** Begin The records **
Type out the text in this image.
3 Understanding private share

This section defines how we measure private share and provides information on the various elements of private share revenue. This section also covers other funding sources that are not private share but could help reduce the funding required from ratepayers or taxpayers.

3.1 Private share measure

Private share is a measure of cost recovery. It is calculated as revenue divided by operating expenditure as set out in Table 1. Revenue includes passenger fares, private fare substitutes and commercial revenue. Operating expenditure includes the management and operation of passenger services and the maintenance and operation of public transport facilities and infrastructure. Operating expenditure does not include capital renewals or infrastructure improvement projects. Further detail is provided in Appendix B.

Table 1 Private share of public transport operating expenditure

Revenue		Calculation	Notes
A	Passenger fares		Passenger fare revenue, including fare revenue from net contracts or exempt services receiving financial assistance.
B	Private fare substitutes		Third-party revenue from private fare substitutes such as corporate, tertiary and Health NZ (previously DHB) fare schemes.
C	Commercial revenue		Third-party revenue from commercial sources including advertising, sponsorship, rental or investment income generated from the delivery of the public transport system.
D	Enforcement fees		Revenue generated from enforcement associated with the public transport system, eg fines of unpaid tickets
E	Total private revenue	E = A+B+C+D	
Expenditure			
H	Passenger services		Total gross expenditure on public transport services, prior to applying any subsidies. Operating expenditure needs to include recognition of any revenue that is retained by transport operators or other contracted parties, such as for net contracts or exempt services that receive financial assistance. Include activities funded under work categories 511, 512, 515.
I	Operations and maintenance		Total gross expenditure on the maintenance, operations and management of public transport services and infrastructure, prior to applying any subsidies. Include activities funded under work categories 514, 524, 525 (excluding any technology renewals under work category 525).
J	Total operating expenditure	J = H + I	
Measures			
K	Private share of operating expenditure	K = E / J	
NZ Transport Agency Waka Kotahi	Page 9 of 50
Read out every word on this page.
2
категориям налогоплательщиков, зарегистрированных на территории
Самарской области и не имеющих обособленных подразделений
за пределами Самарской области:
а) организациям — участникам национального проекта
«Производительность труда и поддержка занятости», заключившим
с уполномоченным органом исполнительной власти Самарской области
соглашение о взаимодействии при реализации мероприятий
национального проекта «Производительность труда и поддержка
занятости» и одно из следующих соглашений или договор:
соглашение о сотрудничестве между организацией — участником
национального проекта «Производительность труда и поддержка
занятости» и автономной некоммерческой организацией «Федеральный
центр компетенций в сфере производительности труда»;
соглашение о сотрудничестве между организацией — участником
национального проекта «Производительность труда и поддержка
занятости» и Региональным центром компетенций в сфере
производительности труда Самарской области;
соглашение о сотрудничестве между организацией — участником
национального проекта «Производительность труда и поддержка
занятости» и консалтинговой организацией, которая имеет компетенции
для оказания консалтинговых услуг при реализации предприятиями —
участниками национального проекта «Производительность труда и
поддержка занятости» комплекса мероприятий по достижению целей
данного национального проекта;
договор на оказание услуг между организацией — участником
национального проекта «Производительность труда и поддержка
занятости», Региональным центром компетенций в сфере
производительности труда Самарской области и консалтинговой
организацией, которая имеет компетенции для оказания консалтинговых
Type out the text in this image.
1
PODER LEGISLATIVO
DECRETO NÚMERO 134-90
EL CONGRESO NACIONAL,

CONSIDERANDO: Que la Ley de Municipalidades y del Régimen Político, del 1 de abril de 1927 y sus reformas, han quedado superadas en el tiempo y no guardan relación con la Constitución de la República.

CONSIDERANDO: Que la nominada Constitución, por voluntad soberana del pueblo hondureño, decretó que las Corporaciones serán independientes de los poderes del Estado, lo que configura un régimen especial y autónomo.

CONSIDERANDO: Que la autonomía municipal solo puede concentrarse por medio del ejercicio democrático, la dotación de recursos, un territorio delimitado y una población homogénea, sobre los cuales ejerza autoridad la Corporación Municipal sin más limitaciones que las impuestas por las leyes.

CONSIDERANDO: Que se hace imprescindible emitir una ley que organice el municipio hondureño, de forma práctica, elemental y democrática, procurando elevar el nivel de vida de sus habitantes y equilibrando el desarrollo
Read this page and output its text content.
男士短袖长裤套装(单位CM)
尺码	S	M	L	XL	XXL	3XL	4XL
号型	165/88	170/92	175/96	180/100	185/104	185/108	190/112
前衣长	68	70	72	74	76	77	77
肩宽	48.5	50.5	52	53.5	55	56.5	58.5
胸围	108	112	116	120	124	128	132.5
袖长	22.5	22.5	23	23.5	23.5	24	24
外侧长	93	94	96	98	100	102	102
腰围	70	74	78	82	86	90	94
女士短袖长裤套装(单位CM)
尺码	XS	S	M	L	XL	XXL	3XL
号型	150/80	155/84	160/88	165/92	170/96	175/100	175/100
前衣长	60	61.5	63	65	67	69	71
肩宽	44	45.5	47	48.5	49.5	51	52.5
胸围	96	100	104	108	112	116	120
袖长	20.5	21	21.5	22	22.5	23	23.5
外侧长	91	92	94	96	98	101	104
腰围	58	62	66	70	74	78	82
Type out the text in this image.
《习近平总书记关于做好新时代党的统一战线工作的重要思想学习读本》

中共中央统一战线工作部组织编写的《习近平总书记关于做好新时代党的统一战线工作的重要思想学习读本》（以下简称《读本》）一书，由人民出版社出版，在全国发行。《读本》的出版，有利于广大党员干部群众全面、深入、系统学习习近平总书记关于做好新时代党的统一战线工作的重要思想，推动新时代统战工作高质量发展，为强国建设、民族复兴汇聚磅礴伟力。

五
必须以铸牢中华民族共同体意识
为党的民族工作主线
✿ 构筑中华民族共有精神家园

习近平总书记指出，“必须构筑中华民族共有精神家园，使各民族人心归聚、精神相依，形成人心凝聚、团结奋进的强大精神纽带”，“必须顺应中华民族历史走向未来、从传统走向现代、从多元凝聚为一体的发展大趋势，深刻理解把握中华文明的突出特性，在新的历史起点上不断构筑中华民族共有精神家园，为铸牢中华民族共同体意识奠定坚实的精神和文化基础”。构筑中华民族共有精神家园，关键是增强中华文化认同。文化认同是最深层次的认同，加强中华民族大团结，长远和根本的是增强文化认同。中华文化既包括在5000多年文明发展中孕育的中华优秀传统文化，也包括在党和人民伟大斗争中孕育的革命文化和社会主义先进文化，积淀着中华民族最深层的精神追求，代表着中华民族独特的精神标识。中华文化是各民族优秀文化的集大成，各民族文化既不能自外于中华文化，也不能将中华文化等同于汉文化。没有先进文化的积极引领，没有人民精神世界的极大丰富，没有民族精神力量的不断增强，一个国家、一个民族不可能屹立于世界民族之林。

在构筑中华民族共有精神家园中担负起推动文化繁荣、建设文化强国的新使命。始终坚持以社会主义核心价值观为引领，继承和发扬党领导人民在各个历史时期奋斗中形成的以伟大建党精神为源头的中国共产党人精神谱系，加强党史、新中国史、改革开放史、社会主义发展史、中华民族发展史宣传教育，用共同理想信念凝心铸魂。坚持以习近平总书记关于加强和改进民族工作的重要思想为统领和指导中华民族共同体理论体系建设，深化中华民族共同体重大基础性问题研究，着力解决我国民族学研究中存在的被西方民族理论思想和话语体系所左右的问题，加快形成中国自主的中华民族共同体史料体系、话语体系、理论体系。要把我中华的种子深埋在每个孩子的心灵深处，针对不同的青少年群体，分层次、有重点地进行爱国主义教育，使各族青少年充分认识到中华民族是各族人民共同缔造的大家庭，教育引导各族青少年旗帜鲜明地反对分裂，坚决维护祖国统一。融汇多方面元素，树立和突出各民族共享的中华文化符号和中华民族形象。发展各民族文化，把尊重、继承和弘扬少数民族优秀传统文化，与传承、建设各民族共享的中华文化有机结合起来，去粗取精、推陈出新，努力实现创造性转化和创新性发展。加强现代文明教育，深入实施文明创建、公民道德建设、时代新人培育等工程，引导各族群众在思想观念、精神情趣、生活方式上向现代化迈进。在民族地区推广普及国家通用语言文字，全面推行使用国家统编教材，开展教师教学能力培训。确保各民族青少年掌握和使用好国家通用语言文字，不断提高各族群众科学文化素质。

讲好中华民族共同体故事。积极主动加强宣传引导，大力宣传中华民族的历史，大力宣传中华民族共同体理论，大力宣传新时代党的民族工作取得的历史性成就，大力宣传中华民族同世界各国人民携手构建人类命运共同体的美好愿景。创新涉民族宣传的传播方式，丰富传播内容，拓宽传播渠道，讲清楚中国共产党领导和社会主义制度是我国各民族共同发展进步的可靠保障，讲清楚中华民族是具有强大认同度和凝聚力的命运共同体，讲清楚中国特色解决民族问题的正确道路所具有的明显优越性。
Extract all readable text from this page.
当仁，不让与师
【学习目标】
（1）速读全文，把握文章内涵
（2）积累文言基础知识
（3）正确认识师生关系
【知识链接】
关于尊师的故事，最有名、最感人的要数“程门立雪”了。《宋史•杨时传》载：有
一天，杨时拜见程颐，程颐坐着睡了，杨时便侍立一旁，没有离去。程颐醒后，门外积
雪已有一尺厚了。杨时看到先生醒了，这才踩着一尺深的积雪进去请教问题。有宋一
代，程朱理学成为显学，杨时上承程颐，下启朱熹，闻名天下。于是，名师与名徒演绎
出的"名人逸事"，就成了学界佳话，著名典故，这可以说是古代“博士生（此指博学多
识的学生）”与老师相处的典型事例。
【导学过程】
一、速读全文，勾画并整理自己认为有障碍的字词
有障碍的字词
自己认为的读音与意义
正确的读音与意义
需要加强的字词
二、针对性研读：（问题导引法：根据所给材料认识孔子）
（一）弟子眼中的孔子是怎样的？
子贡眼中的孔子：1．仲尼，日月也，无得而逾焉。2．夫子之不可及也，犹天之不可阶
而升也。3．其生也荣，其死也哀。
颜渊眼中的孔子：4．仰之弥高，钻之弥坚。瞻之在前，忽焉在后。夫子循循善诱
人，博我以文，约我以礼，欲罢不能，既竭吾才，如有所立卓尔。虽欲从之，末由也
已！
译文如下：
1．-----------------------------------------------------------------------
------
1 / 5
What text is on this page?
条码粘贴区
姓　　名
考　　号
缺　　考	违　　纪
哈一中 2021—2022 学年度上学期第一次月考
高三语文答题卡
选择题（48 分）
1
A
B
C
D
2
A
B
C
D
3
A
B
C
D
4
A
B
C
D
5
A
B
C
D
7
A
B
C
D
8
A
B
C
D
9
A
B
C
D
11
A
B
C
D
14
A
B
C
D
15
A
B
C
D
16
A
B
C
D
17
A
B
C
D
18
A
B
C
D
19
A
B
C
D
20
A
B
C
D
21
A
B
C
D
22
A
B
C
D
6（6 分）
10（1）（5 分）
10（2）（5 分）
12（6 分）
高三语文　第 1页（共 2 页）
** End The records **
Starting from the line containing "Extract all readable text from this page." and ending with the final line of the data, reproduce each line exactly as it appears, including no other lines.

• **Exercise output**
Extract all readable text from this page.
当仁，不让与师
【学习目标】
（1）速读全文，把握文章内涵
（2）积累文言基础知识
（3）正确认识师生关系
【知识链接】
关于尊师的故事，最有名、最感人的要数“程门立雪”了。《宋史•杨时传》载：有
一天，杨时拜见程颐，程颐坐着睡了，杨时便侍立一旁，没有离去。程颐醒后，门外积
雪已有一尺厚了。杨时看到先生醒了，这才踩着一尺深的积雪进去请教问题。有宋一
代，程朱理学成为显学，杨时上承程颐，下启朱熹，闻名天下。于是，名师与名徒演绎
出的"名人逸事"，就成了学界佳话，著名典故，这可以说是古代“博士生（此指博学多
识的学生）”与老师相处的典型事例。
【导学过程】
一、速读全文，勾画并整理自己认为有障碍的字词
有障碍的字词
自己认为的读音与意义
正确的读音与意义
需要加强的字词
二、针对性研读：（问题导引法：根据所给材料认识孔子）
（一）弟子眼中的孔子是怎样的？
子贡眼中的孔子：1．仲尼，日月也，无得而逾焉。2．夫子之不可及也，犹天之不可阶
而升也。3．其生也荣，其死也哀。
颜渊眼中的孔子：4．仰之弥高，钻之弥坚。瞻之在前，忽焉在后。夫子循循善诱
人，博我以文，约我以礼，欲罢不能，既竭吾才，如有所立卓尔。虽欲从之，末由也
已！
译文如下：
1．-----------------------------------------------------------------------
------
1 / 5
What text is on this page?
条码粘贴区
姓　　名
考　　号
缺　　考	违　　纪
哈一中 2021—2022 学年度上学期第一次月考
高三语文答题卡
选择题（48 分）
1
A
B
C
D
2
A
B
C
D
3
A
B
C
D
4
A
B
C
D
5
A
B
C
D
7
A
B
C
D
8
A
B
C
D
9
A
B
C
D
11
A
B
C
D
14
A
B
C
D
15
A
B
C
D
16
A
B
C
D
17
A
B
C
D
18
A
B
C
D
19
A
B
C
D
20
A
B
C
D
21
A
B
C
D
22
A
B
C
D
6（6 分）
10（1）（5 分）
10（2）（5 分）
12（6 分）
高三语文　第 1页（共 2 页）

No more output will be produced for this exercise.